:: Work required ::
Output every line of the data exactly as it appears.

:: The records ::
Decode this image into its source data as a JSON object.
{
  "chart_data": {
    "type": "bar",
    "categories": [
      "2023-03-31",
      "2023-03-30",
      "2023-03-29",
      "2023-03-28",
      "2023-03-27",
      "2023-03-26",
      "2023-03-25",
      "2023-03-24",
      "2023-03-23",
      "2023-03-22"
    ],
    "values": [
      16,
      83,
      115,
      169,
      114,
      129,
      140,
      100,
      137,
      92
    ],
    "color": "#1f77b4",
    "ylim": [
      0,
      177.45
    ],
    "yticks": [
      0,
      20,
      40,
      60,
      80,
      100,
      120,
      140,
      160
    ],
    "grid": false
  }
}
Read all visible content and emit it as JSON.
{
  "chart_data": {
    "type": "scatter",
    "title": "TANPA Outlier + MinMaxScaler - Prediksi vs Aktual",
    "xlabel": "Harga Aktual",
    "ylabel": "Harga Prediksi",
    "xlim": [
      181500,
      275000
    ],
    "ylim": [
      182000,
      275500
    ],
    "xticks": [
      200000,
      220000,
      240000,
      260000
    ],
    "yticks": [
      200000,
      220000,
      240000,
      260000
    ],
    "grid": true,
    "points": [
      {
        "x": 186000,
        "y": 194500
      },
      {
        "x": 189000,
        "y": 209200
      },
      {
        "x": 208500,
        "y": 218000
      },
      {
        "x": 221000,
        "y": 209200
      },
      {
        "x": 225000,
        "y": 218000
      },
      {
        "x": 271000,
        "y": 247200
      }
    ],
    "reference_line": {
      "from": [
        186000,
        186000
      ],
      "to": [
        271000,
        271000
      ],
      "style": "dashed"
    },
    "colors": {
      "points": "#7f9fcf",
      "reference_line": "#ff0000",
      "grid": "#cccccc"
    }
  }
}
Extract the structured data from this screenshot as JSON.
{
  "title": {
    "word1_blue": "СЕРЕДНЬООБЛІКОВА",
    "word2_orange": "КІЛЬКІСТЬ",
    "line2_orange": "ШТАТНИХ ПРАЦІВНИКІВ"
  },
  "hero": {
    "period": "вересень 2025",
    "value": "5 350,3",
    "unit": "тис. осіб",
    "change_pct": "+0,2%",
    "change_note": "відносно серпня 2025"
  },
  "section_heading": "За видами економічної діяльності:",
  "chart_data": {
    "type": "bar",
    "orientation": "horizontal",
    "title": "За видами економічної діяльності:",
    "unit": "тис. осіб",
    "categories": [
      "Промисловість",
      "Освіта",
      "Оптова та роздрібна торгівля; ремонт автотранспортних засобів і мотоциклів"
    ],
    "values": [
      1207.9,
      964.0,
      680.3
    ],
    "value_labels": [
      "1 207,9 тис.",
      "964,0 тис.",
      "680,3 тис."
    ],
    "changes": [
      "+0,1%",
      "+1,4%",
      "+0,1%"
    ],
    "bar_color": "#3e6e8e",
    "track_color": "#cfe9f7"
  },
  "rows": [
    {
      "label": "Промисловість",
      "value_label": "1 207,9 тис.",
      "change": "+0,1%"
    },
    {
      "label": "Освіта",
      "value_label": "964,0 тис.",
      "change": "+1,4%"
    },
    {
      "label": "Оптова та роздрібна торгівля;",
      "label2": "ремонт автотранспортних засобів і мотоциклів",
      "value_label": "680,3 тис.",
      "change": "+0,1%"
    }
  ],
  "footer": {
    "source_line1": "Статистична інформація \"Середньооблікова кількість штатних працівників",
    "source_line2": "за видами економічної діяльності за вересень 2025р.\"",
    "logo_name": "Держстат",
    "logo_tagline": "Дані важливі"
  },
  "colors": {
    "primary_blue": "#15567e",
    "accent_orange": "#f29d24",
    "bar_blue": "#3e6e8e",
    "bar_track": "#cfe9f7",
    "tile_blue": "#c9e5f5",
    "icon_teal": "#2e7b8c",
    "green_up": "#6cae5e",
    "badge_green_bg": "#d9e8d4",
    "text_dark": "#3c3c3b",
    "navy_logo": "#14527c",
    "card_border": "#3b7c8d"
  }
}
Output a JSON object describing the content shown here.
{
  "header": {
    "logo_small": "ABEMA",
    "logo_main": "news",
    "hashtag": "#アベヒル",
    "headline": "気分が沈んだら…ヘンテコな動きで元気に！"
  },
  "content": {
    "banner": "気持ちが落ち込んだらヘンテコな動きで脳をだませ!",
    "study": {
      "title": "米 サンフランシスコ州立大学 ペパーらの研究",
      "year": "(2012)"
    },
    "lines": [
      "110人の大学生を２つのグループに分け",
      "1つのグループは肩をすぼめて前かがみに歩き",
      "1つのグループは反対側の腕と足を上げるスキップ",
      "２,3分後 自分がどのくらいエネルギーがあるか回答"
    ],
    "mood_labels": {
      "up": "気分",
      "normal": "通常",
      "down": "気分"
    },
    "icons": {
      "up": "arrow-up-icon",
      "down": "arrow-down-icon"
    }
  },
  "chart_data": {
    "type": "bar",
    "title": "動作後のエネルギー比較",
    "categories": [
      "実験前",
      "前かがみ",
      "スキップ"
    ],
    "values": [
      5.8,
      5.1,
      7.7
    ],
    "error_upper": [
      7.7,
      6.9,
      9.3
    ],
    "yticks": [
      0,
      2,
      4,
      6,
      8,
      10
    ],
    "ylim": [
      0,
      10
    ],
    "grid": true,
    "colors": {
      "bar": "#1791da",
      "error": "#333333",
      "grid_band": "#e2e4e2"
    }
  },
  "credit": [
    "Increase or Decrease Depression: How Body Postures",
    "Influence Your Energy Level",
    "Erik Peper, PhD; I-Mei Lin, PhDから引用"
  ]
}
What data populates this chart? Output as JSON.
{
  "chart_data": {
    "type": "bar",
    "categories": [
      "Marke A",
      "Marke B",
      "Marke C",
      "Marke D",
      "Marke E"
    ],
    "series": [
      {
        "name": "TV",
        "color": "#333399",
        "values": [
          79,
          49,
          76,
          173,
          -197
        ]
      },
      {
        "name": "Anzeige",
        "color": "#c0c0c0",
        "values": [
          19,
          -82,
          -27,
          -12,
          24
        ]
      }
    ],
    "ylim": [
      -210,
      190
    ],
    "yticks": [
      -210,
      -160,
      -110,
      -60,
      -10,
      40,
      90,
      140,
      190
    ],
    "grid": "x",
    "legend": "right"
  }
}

:: Task result ::
Decode this image into its source data as a JSON object.
{
  "chart_data": {
    "type": "bar",
    "categories": [
      "2023-03-31",
      "2023-03-30",
      "2023-03-29",
      "2023-03-28",
      "2023-03-27",
      "2023-03-26",
      "2023-03-25",
      "2023-03-24",
      "2023-03-23",
      "2023-03-22"
    ],
    "values": [
      16,
      83,
      115,
      169,
      114,
      129,
      140,
      100,
      137,
      92
    ],
    "color": "#1f77b4",
    "ylim": [
      0,
      177.45
    ],
    "yticks": [
      0,
      20,
      40,
      60,
      80,
      100,
      120,
      140,
      160
    ],
    "grid": false
  }
}
Read all visible content and emit it as JSON.
{
  "chart_data": {
    "type": "scatter",
    "title": "TANPA Outlier + MinMaxScaler - Prediksi vs Aktual",
    "xlabel": "Harga Aktual",
    "ylabel": "Harga Prediksi",
    "xlim": [
      181500,
      275000
    ],
    "ylim": [
      182000,
      275500
    ],
    "xticks": [
      200000,
      220000,
      240000,
      260000
    ],
    "yticks": [
      200000,
      220000,
      240000,
      260000
    ],
    "grid": true,
    "points": [
      {
        "x": 186000,
        "y": 194500
      },
      {
        "x": 189000,
        "y": 209200
      },
      {
        "x": 208500,
        "y": 218000
      },
      {
        "x": 221000,
        "y": 209200
      },
      {
        "x": 225000,
        "y": 218000
      },
      {
        "x": 271000,
        "y": 247200
      }
    ],
    "reference_line": {
      "from": [
        186000,
        186000
      ],
      "to": [
        271000,
        271000
      ],
      "style": "dashed"
    },
    "colors": {
      "points": "#7f9fcf",
      "reference_line": "#ff0000",
      "grid": "#cccccc"
    }
  }
}
Extract the structured data from this screenshot as JSON.
{
  "title": {
    "word1_blue": "СЕРЕДНЬООБЛІКОВА",
    "word2_orange": "КІЛЬКІСТЬ",
    "line2_orange": "ШТАТНИХ ПРАЦІВНИКІВ"
  },
  "hero": {
    "period": "вересень 2025",
    "value": "5 350,3",
    "unit": "тис. осіб",
    "change_pct": "+0,2%",
    "change_note": "відносно серпня 2025"
  },
  "section_heading": "За видами економічної діяльності:",
  "chart_data": {
    "type": "bar",
    "orientation": "horizontal",
    "title": "За видами економічної діяльності:",
    "unit": "тис. осіб",
    "categories": [
      "Промисловість",
      "Освіта",
      "Оптова та роздрібна торгівля; ремонт автотранспортних засобів і мотоциклів"
    ],
    "values": [
      1207.9,
      964.0,
      680.3
    ],
    "value_labels": [
      "1 207,9 тис.",
      "964,0 тис.",
      "680,3 тис."
    ],
    "changes": [
      "+0,1%",
      "+1,4%",
      "+0,1%"
    ],
    "bar_color": "#3e6e8e",
    "track_color": "#cfe9f7"
  },
  "rows": [
    {
      "label": "Промисловість",
      "value_label": "1 207,9 тис.",
      "change": "+0,1%"
    },
    {
      "label": "Освіта",
      "value_label": "964,0 тис.",
      "change": "+1,4%"
    },
    {
      "label": "Оптова та роздрібна торгівля;",
      "label2": "ремонт автотранспортних засобів і мотоциклів",
      "value_label": "680,3 тис.",
      "change": "+0,1%"
    }
  ],
  "footer": {
    "source_line1": "Статистична інформація \"Середньооблікова кількість штатних працівників",
    "source_line2": "за видами економічної діяльності за вересень 2025р.\"",
    "logo_name": "Держстат",
    "logo_tagline": "Дані важливі"
  },
  "colors": {
    "primary_blue": "#15567e",
    "accent_orange": "#f29d24",
    "bar_blue": "#3e6e8e",
    "bar_track": "#cfe9f7",
    "tile_blue": "#c9e5f5",
    "icon_teal": "#2e7b8c",
    "green_up": "#6cae5e",
    "badge_green_bg": "#d9e8d4",
    "text_dark": "#3c3c3b",
    "navy_logo": "#14527c",
    "card_border": "#3b7c8d"
  }
}
Output a JSON object describing the content shown here.
{
  "header": {
    "logo_small": "ABEMA",
    "logo_main": "news",
    "hashtag": "#アベヒル",
    "headline": "気分が沈んだら…ヘンテコな動きで元気に！"
  },
  "content": {
    "banner": "気持ちが落ち込んだらヘンテコな動きで脳をだませ!",
    "study": {
      "title": "米 サンフランシスコ州立大学 ペパーらの研究",
      "year": "(2012)"
    },
    "lines": [
      "110人の大学生を２つのグループに分け",
      "1つのグループは肩をすぼめて前かがみに歩き",
      "1つのグループは反対側の腕と足を上げるスキップ",
      "２,3分後 自分がどのくらいエネルギーがあるか回答"
    ],
    "mood_labels": {
      "up": "気分",
      "normal": "通常",
      "down": "気分"
    },
    "icons": {
      "up": "arrow-up-icon",
      "down": "arrow-down-icon"
    }
  },
  "chart_data": {
    "type": "bar",
    "title": "動作後のエネルギー比較",
    "categories": [
      "実験前",
      "前かがみ",
      "スキップ"
    ],
    "values": [
      5.8,
      5.1,
      7.7
    ],
    "error_upper": [
      7.7,
      6.9,
      9.3
    ],
    "yticks": [
      0,
      2,
      4,
      6,
      8,
      10
    ],
    "ylim": [
      0,
      10
    ],
    "grid": true,
    "colors": {
      "bar": "#1791da",
      "error": "#333333",
      "grid_band": "#e2e4e2"
    }
  },
  "credit": [
    "Increase or Decrease Depression: How Body Postures",
    "Influence Your Energy Level",
    "Erik Peper, PhD; I-Mei Lin, PhDから引用"
  ]
}
What data populates this chart? Output as JSON.
{
  "chart_data": {
    "type": "bar",
    "categories": [
      "Marke A",
      "Marke B",
      "Marke C",
      "Marke D",
      "Marke E"
    ],
    "series": [
      {
        "name": "TV",
        "color": "#333399",
        "values": [
          79,
          49,
          76,
          173,
          -197
        ]
      },
      {
        "name": "Anzeige",
        "color": "#c0c0c0",
        "values": [
          19,
          -82,
          -27,
          -12,
          24
        ]
      }
    ],
    "ylim": [
      -210,
      190
    ],
    "yticks": [
      -210,
      -160,
      -110,
      -60,
      -10,
      40,
      90,
      140,
      190
    ],
    "grid": "x",
    "legend": "right"
  }
}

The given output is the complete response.